Copy nothing before the line that contains "Read out every word on this page."; from there, transcribe each line exactly through the end of the material, omitting pictures.

----- Records for this task

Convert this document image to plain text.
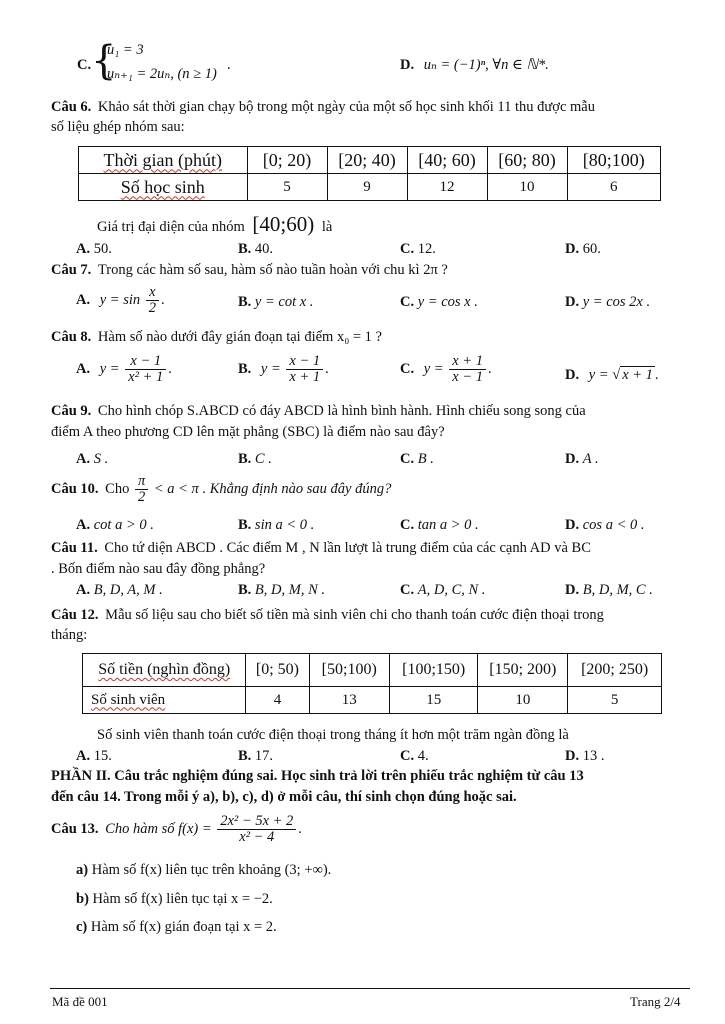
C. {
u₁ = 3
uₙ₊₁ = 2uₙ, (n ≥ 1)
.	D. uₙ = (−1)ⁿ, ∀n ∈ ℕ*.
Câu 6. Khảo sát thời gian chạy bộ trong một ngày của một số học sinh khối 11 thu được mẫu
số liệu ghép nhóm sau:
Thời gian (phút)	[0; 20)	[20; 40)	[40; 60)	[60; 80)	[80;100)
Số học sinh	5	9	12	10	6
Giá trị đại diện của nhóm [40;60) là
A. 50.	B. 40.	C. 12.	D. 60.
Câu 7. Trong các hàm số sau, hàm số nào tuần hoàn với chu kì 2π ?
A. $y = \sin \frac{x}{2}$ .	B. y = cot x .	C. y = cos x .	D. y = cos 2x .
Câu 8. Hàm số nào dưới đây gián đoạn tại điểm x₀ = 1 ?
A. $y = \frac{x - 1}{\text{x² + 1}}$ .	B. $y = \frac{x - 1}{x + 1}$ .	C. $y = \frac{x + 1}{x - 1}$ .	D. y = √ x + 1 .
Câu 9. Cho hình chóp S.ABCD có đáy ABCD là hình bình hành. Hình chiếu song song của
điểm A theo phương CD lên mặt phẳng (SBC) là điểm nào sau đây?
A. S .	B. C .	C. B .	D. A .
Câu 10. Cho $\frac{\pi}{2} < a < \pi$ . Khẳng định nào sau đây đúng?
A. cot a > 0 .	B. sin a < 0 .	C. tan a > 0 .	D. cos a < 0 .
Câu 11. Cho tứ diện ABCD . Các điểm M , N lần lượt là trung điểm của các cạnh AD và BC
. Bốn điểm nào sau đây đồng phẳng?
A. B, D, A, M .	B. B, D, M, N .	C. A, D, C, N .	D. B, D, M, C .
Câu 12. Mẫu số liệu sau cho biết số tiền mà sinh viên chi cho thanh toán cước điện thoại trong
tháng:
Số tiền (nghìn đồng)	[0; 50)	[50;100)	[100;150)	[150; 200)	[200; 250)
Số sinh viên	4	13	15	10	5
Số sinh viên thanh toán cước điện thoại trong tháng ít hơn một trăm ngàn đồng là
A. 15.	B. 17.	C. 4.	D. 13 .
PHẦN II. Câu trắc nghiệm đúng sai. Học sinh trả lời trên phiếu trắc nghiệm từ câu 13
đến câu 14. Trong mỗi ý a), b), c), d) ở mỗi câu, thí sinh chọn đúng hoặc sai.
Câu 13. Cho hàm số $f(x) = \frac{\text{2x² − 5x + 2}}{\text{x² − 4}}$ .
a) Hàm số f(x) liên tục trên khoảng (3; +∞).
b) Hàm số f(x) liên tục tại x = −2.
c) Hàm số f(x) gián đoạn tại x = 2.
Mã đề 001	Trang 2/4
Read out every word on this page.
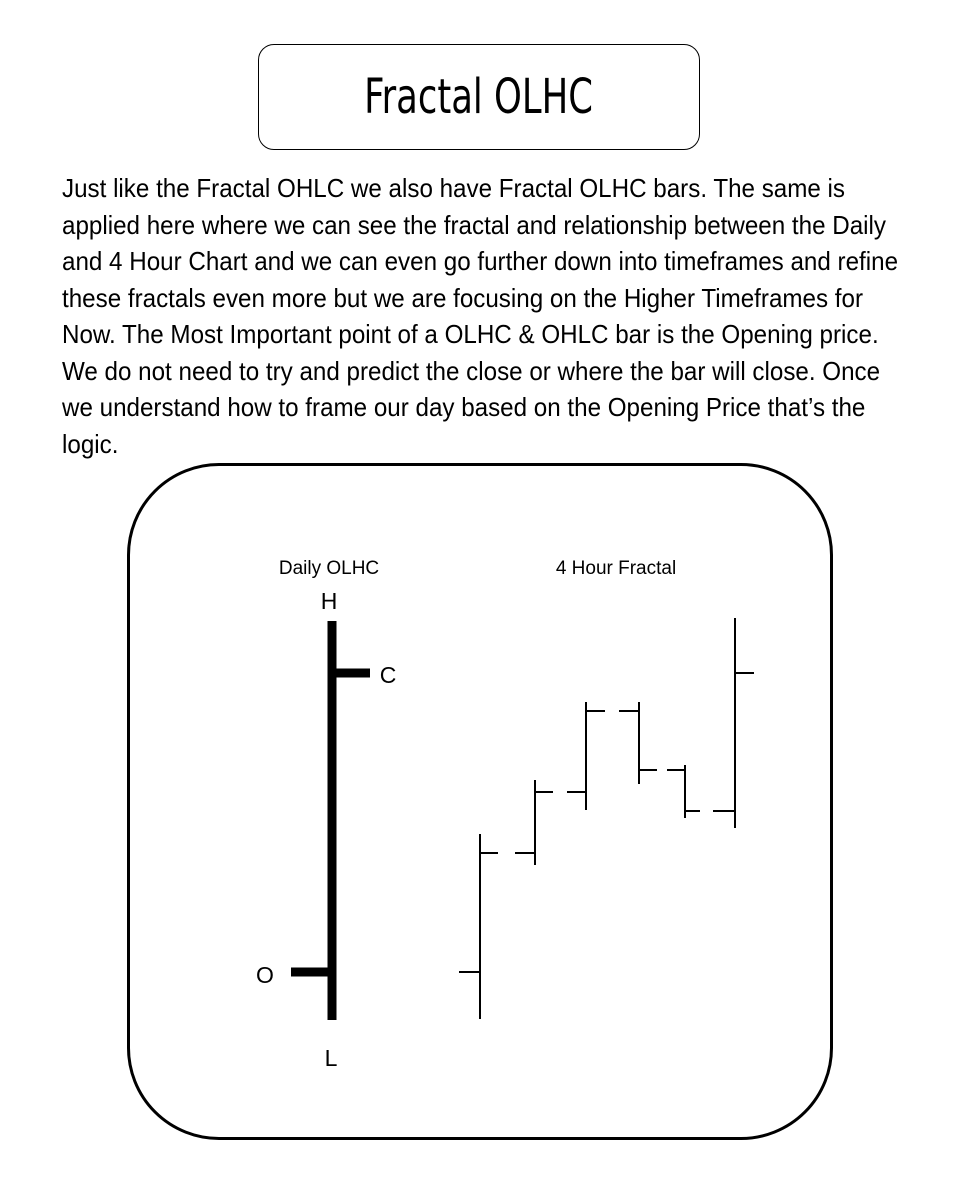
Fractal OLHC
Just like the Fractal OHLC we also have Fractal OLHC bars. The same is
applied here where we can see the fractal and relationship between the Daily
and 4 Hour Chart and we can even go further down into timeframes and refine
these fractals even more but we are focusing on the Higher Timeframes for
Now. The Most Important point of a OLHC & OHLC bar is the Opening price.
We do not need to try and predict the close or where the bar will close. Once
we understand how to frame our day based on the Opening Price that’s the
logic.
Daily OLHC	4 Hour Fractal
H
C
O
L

----------

* [Task answer]:
Read out every word on this page.
Fractal OLHC
Just like the Fractal OHLC we also have Fractal OLHC bars. The same is
applied here where we can see the fractal and relationship between the Daily
and 4 Hour Chart and we can even go further down into timeframes and refine
these fractals even more but we are focusing on the Higher Timeframes for
Now. The Most Important point of a OLHC & OHLC bar is the Opening price.
We do not need to try and predict the close or where the bar will close. Once
we understand how to frame our day based on the Opening Price that’s the
logic.
Daily OLHC	4 Hour Fractal
H
C
O
L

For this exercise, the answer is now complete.